▸ **DATA PROVIDED**
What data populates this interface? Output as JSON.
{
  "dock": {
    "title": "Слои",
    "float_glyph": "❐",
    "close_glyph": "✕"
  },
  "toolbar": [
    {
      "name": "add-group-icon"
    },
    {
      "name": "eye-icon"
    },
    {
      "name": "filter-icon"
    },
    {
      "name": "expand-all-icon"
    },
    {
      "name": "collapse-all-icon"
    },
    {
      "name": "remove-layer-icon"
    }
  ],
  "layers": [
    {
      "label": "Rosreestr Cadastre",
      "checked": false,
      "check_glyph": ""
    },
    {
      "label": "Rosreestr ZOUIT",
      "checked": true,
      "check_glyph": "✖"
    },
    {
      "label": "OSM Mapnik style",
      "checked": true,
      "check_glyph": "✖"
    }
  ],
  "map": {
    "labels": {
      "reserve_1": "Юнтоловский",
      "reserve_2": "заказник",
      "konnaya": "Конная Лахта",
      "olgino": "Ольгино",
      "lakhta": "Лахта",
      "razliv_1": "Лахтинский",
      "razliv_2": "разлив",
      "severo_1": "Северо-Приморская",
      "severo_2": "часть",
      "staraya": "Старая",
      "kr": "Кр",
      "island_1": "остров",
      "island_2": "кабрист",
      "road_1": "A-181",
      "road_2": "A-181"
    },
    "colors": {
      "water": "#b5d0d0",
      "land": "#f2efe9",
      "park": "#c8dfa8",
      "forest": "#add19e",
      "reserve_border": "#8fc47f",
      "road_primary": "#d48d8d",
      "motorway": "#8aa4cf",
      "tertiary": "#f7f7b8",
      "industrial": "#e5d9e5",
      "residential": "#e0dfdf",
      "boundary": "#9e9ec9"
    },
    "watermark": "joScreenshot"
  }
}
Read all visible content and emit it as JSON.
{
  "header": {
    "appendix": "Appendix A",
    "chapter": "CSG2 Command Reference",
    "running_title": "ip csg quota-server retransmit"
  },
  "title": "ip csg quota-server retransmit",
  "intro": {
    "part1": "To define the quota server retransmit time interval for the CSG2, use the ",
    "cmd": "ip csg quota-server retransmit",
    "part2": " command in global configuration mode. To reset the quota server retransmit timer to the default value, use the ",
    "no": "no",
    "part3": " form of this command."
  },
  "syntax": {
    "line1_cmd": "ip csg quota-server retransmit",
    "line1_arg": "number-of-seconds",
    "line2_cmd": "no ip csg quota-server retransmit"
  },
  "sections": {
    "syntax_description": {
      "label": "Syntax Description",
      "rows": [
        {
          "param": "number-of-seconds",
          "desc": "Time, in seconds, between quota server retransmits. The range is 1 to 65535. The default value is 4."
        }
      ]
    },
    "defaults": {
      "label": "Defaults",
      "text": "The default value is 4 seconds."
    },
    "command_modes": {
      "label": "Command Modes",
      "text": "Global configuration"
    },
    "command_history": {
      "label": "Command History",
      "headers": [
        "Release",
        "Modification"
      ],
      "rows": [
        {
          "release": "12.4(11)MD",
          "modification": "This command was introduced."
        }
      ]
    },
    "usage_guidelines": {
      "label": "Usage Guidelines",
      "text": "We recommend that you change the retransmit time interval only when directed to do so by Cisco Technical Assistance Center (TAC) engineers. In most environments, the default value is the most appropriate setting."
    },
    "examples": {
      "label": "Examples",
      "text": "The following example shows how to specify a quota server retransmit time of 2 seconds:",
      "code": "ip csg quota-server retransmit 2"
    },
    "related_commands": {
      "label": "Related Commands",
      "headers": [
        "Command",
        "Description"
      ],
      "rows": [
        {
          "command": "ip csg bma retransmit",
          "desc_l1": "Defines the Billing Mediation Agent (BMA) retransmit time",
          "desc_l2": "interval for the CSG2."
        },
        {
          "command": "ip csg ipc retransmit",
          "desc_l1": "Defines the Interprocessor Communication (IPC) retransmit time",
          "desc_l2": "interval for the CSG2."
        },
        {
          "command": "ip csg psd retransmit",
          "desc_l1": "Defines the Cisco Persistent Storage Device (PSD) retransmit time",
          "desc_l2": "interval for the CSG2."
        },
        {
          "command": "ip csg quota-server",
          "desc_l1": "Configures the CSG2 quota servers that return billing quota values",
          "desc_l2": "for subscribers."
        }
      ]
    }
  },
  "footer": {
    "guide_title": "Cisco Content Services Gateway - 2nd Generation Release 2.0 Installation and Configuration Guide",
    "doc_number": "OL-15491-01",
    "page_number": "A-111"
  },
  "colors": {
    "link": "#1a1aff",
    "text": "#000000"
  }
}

▸ **REQUIRED WORK**
Find how many lines in the records contain the string "JSON", then give the number alone.

▸ **RESPONSE**
2